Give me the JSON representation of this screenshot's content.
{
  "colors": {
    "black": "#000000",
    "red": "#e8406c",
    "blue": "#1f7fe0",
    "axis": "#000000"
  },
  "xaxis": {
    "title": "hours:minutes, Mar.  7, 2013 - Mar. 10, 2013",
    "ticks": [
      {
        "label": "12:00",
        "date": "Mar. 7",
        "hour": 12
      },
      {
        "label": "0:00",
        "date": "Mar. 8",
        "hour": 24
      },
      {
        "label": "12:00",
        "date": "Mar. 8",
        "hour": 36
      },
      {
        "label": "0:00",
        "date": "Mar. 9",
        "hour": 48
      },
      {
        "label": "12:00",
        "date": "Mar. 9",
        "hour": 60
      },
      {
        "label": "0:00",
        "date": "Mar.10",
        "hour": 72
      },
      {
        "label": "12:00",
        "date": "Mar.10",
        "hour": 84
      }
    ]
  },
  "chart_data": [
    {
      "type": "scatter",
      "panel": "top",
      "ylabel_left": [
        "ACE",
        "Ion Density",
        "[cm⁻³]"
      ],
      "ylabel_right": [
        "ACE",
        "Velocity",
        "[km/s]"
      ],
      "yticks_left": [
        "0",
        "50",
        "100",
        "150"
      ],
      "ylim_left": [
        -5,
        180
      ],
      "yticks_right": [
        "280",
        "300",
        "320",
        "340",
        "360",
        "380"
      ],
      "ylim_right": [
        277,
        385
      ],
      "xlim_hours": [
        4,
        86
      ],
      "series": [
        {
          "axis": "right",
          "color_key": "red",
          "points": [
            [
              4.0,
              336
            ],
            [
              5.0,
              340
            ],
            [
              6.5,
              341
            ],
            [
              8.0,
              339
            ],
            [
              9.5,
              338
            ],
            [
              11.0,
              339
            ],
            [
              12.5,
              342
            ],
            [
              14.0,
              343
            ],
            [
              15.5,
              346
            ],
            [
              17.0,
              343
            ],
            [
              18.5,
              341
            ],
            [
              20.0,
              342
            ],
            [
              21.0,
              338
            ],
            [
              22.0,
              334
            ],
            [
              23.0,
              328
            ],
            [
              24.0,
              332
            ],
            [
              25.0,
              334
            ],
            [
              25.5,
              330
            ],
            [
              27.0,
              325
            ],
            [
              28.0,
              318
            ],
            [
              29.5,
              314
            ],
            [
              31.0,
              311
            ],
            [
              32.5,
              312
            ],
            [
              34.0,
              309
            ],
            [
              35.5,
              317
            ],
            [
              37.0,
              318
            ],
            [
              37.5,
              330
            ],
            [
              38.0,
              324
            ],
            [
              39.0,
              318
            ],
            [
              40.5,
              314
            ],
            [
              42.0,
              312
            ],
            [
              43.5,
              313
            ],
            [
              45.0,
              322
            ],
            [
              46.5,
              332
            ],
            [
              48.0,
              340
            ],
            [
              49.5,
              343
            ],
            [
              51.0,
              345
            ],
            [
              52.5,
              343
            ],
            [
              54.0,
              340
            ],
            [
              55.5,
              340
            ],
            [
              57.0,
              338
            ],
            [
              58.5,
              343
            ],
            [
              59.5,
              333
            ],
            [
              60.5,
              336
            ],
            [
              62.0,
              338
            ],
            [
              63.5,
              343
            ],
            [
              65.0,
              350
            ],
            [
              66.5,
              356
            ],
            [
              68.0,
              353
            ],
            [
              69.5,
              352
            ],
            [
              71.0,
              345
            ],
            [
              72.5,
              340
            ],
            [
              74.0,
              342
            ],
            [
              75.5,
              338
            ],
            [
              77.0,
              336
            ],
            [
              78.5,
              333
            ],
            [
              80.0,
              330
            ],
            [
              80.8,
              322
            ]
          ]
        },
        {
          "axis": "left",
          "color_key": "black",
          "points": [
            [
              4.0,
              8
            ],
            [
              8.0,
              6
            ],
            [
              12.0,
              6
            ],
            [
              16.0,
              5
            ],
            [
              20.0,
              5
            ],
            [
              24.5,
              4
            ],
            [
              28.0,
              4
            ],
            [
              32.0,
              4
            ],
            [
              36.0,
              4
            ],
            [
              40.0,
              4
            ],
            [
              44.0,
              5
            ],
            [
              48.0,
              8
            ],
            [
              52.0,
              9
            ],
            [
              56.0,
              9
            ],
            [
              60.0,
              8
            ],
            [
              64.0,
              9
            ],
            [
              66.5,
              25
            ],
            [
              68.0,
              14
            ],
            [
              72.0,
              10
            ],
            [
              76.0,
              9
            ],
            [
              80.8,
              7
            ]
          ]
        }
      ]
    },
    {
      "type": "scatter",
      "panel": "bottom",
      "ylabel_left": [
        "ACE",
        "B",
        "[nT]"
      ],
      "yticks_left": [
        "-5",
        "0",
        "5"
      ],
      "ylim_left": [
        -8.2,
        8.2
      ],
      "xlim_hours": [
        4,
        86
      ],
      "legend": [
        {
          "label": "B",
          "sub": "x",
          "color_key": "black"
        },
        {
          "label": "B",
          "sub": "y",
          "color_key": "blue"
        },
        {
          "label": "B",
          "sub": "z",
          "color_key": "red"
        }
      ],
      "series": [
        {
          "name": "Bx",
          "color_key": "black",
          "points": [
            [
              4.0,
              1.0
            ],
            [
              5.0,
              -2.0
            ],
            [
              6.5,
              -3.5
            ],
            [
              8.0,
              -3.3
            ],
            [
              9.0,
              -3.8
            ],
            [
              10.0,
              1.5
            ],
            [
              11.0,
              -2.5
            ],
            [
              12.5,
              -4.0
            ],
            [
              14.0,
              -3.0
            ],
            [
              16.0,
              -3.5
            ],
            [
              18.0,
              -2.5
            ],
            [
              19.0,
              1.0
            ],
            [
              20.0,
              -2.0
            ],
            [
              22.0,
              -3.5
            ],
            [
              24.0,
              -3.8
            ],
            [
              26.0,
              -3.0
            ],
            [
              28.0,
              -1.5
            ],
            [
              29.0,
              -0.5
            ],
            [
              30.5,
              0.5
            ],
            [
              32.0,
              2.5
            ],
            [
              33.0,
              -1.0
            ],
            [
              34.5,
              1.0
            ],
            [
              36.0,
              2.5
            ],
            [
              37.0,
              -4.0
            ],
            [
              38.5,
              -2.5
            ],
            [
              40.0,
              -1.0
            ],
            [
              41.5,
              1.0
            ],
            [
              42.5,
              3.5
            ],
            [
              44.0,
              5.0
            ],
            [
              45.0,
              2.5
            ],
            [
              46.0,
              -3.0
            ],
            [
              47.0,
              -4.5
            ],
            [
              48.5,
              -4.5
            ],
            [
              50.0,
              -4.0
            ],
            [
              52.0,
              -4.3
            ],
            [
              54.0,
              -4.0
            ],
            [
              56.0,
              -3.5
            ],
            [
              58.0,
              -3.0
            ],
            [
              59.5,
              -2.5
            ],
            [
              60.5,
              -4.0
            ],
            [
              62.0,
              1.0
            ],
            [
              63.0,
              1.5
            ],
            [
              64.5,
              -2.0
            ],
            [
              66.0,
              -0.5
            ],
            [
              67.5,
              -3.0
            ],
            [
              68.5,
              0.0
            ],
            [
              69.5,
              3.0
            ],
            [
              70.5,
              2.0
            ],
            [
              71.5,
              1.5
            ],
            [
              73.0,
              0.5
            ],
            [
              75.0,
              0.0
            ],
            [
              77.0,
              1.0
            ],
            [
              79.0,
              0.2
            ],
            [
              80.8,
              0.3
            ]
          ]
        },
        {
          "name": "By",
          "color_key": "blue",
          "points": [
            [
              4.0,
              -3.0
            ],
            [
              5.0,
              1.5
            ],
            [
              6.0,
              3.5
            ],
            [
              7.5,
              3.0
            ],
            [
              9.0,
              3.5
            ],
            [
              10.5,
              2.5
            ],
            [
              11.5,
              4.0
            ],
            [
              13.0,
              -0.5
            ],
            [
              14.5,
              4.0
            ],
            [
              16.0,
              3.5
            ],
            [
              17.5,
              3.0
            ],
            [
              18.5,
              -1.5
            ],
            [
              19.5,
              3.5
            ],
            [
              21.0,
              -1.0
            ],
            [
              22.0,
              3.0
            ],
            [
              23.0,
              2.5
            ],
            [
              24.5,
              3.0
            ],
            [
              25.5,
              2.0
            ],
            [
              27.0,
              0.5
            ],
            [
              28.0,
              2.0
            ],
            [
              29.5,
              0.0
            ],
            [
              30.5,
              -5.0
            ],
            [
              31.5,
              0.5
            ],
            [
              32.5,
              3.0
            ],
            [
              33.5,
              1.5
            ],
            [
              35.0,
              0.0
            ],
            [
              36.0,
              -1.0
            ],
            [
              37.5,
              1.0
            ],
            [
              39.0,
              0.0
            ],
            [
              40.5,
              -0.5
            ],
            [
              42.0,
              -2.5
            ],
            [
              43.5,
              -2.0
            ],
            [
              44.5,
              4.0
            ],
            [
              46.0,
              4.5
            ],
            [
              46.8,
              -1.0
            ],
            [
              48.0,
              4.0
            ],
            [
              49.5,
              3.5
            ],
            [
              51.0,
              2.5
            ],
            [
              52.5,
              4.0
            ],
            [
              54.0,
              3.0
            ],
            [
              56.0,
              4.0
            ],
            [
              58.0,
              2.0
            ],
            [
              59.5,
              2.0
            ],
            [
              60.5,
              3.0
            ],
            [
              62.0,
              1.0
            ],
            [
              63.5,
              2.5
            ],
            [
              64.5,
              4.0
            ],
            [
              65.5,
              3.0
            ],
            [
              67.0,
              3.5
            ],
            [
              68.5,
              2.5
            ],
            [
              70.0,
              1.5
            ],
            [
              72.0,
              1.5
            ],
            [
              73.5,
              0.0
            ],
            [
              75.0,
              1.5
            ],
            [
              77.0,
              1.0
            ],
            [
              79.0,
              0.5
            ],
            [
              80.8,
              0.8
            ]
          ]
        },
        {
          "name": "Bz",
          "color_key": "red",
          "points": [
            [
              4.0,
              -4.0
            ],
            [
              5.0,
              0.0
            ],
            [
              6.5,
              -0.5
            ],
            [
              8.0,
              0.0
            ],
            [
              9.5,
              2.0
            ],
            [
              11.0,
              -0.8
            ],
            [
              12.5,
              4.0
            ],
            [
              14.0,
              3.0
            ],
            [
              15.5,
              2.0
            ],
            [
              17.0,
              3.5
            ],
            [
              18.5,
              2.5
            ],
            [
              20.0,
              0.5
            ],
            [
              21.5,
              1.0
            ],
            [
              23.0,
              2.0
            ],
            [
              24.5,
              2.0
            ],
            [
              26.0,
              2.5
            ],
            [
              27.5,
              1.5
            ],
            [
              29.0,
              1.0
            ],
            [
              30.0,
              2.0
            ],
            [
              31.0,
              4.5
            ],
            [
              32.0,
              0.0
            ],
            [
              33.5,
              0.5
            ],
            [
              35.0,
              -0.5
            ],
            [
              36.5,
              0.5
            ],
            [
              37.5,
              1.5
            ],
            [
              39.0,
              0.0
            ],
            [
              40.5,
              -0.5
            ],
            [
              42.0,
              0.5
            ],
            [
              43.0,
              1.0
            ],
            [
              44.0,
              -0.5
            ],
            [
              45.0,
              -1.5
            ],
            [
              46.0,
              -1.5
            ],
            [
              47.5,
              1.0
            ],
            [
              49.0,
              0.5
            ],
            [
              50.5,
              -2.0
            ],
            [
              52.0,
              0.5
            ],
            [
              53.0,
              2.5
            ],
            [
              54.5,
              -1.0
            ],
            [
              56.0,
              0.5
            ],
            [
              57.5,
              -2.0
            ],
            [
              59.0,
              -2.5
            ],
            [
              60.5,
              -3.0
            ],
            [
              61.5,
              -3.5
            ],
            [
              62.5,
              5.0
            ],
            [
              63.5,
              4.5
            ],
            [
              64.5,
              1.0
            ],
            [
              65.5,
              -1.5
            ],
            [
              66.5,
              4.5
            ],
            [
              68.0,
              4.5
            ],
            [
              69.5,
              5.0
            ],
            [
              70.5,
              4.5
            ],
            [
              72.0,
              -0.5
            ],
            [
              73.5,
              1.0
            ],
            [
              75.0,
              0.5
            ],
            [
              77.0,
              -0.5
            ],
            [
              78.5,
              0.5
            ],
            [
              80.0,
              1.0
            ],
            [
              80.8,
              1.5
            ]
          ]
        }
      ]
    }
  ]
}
----------
Do this >>
Pick each line holding the word "blue" out of the listing.

Task solution >>
    "blue": "#1f7fe0",
          "color_key": "blue"
          "color_key": "blue",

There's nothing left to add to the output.